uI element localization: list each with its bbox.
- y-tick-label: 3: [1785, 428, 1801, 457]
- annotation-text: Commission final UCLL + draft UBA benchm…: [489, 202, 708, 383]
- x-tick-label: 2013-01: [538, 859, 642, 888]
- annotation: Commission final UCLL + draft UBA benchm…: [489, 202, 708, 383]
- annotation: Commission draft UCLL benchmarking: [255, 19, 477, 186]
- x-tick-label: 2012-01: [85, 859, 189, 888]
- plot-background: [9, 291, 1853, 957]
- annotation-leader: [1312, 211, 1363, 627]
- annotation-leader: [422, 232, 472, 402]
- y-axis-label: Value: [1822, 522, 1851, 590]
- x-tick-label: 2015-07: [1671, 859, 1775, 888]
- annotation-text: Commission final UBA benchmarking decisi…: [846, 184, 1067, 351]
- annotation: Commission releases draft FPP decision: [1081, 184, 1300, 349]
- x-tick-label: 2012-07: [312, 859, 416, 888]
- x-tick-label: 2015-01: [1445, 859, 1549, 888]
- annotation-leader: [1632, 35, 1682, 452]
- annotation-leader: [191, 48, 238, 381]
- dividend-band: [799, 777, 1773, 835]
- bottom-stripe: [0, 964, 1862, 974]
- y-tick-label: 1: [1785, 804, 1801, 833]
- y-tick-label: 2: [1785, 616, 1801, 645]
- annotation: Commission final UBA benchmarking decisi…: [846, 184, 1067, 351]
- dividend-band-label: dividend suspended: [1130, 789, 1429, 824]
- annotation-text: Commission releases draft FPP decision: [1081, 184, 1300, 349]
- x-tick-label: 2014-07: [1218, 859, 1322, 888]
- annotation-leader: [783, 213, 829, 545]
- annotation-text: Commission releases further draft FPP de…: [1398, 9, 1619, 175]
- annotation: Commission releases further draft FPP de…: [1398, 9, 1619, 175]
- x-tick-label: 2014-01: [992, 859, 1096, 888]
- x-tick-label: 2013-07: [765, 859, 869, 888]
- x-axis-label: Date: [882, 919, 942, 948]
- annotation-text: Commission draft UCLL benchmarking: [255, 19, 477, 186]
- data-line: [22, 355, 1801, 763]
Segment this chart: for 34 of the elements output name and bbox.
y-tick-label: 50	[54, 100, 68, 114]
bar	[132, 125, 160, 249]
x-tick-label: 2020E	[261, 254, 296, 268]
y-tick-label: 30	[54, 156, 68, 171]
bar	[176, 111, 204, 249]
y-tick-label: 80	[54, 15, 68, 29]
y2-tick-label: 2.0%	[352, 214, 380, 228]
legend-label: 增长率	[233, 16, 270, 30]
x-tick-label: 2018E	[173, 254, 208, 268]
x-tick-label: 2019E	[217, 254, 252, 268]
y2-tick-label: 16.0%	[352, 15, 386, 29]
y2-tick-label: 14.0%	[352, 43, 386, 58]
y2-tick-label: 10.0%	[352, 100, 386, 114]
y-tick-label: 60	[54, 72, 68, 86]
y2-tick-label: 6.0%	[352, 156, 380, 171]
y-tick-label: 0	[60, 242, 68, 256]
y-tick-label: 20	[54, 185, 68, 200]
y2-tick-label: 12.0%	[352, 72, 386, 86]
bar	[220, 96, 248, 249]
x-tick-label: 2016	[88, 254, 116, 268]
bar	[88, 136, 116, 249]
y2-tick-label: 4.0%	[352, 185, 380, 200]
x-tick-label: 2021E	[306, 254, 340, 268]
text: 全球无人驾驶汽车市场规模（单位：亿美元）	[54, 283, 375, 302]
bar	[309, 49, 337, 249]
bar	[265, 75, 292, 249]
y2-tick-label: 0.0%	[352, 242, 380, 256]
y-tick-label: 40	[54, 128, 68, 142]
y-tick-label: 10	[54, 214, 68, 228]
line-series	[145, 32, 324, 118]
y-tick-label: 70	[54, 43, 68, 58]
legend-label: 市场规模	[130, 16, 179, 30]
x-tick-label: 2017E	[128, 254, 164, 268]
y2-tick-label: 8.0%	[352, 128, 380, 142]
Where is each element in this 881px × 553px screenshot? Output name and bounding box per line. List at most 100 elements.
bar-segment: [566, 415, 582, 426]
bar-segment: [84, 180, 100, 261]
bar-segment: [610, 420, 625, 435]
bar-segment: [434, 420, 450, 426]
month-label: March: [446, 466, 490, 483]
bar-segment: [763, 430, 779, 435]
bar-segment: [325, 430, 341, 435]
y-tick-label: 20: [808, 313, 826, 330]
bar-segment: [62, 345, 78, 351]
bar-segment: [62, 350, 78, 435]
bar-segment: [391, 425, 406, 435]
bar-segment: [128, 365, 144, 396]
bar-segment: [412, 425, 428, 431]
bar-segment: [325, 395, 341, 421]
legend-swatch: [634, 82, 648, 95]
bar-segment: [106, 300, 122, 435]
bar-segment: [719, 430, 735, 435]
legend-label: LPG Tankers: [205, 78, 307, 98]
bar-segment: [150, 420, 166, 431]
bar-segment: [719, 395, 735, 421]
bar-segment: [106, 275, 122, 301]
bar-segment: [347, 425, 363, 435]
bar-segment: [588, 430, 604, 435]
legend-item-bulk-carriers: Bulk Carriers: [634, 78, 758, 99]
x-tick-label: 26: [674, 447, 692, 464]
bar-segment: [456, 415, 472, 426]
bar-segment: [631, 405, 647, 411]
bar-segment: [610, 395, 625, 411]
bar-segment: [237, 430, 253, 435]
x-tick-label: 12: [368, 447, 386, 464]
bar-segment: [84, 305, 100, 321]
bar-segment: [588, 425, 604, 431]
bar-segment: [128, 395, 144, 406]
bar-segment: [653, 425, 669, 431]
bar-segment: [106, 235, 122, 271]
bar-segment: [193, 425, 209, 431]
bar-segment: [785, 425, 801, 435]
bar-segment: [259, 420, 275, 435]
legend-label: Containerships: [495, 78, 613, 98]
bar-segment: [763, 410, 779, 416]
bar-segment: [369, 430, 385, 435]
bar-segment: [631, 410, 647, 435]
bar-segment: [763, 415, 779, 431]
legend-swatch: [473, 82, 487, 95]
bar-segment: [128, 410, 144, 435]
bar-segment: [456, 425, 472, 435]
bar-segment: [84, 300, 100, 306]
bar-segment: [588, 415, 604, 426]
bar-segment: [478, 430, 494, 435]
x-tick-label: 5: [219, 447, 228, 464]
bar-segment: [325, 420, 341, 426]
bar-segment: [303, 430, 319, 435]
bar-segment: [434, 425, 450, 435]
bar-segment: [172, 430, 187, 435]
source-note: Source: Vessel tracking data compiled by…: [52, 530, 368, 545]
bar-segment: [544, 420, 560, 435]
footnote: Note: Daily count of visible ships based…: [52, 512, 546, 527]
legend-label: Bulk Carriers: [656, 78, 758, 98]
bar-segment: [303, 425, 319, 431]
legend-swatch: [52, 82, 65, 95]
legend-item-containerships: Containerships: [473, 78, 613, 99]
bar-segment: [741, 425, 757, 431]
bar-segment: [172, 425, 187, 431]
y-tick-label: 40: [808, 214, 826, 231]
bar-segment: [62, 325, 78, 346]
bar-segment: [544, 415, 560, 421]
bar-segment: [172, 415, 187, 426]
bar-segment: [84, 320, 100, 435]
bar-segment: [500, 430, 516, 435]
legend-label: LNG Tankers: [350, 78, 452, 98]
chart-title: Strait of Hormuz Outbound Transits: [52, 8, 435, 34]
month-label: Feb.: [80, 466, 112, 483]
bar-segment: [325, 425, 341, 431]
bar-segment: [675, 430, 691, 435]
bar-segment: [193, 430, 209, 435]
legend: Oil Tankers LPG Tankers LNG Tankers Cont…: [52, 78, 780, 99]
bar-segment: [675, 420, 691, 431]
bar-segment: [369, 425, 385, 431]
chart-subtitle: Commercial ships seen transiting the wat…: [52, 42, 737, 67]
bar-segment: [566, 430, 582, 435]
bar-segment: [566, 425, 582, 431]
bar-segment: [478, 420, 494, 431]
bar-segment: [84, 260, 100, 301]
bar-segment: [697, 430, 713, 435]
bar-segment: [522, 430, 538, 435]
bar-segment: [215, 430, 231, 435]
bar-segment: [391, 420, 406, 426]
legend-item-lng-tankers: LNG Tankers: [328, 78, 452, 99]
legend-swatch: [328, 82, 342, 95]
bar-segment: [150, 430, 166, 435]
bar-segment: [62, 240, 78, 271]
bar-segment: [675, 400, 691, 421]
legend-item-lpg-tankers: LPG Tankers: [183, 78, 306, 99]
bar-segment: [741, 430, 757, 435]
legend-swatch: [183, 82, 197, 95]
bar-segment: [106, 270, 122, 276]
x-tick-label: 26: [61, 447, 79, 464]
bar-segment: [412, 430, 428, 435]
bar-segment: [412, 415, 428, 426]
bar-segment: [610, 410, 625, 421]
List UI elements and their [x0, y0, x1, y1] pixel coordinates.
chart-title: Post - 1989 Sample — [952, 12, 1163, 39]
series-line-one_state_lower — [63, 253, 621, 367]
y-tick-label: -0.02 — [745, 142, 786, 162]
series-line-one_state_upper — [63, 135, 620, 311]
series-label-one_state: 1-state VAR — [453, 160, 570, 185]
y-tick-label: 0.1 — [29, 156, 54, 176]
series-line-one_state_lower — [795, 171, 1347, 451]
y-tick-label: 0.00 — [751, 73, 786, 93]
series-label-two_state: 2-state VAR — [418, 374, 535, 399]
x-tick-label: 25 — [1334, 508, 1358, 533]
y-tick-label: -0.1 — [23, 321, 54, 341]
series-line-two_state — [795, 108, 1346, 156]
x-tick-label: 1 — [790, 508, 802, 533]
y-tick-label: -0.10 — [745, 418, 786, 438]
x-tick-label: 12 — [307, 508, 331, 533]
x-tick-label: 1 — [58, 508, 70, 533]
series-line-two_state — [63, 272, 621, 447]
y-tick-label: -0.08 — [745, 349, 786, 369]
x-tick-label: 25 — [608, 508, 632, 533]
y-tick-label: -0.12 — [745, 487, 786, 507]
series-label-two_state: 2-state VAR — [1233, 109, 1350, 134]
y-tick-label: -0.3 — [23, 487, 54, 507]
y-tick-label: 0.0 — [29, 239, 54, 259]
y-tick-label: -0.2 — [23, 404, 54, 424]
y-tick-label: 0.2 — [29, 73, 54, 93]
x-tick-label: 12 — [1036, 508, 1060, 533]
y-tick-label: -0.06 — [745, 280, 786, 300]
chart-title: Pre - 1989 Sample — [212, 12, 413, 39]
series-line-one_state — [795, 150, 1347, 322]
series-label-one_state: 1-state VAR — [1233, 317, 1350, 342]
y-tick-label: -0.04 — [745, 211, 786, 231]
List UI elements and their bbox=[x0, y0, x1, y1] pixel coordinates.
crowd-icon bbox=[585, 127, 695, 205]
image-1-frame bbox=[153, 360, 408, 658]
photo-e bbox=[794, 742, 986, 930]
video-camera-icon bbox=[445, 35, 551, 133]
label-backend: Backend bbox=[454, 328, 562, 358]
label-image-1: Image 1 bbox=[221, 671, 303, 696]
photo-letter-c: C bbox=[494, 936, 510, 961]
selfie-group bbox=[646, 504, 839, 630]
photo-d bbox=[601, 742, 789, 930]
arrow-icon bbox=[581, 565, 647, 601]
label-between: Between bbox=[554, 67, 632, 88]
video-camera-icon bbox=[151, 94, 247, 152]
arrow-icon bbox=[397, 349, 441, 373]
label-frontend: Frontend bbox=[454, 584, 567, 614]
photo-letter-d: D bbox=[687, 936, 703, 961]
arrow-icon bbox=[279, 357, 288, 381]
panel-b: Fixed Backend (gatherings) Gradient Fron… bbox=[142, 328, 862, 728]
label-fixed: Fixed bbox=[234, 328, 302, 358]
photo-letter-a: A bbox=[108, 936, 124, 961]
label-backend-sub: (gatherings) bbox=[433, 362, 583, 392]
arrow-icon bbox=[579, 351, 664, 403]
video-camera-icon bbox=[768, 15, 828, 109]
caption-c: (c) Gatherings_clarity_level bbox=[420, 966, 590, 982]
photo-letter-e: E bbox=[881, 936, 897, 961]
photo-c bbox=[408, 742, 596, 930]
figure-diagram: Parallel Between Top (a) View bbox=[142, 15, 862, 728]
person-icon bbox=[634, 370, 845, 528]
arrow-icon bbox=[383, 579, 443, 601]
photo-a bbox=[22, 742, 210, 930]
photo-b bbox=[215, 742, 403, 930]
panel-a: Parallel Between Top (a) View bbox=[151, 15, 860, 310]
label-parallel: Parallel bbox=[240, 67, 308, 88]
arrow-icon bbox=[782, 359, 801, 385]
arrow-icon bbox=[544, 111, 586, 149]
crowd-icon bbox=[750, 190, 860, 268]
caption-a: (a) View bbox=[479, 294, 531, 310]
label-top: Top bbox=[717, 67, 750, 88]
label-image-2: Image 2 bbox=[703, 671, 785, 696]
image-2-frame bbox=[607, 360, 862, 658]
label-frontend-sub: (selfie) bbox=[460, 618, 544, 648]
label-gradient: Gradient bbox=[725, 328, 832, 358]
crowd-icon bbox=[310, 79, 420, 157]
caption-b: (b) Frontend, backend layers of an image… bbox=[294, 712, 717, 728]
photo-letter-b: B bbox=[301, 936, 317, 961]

# THE EXERCISE
Copy the lines above verbatim, from the first one down through the line holding "- x-tick-label: 2013-01: [538, 859, 642, 888]", both included.

# SOLUTION FOR THIS TASK
uI element localization: list each with its bbox.
- y-tick-label: 3: [1785, 428, 1801, 457]
- annotation-text: Commission final UCLL + draft UBA benchm…: [489, 202, 708, 383]
- x-tick-label: 2013-01: [538, 859, 642, 888]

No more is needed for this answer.